**RECORDS PROVIDED:**
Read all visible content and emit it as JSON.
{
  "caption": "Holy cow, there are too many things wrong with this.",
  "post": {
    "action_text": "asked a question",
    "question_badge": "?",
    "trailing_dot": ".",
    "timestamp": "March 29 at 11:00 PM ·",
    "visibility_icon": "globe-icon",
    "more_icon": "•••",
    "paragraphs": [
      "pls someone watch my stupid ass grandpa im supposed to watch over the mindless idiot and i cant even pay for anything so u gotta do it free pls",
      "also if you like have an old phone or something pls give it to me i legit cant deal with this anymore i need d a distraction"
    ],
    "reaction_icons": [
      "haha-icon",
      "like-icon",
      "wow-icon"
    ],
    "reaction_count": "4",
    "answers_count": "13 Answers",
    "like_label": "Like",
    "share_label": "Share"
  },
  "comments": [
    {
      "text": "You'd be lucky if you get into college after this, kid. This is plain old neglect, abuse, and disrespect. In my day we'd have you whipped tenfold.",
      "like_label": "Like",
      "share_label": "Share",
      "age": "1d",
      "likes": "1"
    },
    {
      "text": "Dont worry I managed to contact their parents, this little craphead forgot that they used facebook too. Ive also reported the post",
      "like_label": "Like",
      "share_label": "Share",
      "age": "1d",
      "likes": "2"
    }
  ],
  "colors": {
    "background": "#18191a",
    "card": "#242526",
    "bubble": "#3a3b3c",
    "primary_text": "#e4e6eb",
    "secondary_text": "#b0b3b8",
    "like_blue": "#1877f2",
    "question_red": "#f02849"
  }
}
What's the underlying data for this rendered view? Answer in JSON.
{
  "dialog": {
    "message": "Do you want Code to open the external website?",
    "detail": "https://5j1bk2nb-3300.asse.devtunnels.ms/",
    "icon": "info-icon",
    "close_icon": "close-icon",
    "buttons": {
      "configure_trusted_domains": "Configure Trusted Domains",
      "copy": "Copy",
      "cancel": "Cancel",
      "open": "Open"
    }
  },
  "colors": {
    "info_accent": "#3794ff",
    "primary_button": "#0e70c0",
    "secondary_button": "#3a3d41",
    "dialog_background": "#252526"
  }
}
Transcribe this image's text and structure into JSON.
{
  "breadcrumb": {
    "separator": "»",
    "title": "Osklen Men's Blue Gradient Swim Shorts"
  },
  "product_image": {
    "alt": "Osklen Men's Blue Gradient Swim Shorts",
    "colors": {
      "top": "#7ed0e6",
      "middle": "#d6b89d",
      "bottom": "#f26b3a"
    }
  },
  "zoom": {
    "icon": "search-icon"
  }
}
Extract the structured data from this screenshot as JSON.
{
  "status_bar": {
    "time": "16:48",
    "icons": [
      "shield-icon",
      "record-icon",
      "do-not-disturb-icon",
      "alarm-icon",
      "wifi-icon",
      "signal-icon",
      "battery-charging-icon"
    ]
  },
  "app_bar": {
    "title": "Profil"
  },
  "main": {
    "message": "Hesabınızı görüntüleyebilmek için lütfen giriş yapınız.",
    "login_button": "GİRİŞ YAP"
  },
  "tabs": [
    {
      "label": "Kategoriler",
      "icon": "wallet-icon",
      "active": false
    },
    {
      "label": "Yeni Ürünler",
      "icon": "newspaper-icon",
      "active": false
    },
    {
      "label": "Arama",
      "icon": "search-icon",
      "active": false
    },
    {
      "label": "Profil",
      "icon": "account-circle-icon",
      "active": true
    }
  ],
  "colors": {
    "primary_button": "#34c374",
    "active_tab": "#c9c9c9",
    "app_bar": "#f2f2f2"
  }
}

**GOAL:**
Pick out the lines containing the word "cant" and show them.

**RIGHT ANSWER:**
      "pls someone watch my stupid ass grandpa im supposed to watch over the mindless idiot and i cant even pay for anything so u gotta do it free pls",
      "also if you like have an old phone or something pls give it to me i legit cant deal with this anymore i need d a distraction"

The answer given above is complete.